Dataset records:
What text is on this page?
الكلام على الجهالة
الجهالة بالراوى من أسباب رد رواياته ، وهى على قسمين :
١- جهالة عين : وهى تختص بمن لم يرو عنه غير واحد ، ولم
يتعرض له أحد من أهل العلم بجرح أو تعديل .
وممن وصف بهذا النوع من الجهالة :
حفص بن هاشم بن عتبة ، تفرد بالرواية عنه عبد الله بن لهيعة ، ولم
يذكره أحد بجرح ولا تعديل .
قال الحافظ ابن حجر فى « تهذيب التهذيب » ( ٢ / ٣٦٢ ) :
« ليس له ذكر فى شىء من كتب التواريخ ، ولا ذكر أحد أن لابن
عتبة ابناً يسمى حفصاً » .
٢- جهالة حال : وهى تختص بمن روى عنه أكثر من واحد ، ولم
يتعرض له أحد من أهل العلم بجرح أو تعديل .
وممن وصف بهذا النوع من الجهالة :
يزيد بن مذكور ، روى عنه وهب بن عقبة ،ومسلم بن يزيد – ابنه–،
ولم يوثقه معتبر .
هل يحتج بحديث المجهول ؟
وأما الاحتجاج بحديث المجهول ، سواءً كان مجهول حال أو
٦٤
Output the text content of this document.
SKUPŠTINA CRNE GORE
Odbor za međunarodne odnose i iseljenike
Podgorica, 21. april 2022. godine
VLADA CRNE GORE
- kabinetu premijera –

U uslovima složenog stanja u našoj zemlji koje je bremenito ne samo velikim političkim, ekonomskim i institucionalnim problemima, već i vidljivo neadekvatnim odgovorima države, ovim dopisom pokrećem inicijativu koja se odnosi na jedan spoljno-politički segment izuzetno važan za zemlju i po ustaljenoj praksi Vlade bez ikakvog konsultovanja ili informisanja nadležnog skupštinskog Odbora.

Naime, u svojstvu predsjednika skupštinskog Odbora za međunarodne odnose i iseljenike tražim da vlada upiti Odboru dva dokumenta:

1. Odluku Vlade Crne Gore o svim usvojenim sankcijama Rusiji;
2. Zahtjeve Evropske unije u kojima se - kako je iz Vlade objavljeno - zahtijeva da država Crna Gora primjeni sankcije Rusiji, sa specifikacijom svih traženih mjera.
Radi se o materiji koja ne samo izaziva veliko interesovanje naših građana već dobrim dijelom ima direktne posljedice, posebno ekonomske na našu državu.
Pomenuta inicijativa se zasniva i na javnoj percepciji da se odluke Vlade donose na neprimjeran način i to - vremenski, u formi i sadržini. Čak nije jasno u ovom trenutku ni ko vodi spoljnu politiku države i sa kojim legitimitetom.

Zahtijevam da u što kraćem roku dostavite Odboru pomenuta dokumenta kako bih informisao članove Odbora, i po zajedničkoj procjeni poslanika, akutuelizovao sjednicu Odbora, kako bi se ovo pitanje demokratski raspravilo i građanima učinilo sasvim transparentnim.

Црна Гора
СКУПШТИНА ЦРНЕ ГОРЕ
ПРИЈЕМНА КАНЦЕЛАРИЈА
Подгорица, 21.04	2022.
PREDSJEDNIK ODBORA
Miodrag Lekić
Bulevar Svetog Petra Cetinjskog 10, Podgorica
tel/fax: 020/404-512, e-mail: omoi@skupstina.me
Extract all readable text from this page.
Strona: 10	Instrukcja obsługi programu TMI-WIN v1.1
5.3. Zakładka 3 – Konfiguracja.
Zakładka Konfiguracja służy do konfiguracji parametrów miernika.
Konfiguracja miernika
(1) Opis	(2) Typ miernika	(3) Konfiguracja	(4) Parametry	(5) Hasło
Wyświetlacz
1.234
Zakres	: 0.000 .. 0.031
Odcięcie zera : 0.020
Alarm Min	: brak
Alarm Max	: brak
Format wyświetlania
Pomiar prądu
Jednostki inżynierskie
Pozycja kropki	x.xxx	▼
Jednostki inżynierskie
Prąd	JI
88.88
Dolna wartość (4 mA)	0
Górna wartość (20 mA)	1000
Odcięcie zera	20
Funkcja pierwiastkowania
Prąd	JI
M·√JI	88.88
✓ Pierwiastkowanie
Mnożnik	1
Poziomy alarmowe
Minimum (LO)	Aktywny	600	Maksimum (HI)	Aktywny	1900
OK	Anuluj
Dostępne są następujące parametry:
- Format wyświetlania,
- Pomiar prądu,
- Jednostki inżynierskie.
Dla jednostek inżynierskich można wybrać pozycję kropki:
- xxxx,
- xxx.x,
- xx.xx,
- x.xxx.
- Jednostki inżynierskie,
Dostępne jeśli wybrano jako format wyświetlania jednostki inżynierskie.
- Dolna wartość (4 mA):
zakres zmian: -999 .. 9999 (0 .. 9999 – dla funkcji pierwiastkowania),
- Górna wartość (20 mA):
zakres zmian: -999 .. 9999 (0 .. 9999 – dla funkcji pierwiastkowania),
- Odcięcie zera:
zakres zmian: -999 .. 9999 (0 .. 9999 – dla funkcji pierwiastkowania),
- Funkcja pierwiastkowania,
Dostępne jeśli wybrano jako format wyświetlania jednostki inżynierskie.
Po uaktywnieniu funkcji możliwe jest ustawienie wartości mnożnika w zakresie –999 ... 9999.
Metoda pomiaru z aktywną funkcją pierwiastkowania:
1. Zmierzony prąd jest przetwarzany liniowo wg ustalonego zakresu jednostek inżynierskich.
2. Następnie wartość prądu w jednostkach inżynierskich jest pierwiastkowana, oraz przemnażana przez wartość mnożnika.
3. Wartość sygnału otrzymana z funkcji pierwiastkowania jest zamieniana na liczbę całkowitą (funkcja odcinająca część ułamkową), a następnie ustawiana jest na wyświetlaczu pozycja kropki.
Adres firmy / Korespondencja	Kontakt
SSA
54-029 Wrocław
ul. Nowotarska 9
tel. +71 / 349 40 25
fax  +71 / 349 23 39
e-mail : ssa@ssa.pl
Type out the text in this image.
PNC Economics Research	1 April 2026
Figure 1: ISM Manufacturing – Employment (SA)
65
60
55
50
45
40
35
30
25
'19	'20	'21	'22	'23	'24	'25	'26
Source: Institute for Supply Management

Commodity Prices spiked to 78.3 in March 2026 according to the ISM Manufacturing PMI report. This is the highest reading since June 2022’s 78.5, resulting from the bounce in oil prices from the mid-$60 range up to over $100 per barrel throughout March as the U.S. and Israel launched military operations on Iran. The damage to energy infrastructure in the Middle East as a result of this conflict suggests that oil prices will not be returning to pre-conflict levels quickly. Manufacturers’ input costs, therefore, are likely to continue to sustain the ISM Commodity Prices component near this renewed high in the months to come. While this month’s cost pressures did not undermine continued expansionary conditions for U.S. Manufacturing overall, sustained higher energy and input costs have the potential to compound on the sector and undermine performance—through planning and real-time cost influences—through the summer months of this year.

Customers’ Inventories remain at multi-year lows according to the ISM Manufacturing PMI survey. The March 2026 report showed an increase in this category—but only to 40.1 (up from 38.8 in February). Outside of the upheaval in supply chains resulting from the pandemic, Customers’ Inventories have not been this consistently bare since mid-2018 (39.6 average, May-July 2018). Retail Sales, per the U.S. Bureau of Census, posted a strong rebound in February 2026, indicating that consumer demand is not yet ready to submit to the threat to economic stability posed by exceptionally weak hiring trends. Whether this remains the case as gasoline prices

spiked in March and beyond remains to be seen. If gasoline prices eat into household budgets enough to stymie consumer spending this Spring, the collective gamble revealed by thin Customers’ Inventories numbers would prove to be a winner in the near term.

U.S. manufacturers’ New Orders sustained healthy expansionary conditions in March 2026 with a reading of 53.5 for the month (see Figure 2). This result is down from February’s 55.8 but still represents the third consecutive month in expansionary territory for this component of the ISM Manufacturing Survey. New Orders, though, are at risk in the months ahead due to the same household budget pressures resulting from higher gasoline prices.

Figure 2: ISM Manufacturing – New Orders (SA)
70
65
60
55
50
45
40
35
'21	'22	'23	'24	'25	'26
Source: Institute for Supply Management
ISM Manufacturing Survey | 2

### PROBLEM DESCRIPTION
Show each line of the listing that holds the string "jednostek".

### FULL ANSWER
Dla jednostek inżynierskich można wybrać pozycję kropki:
1. Zmierzony prąd jest przetwarzany liniowo wg ustalonego zakresu jednostek inżynierskich.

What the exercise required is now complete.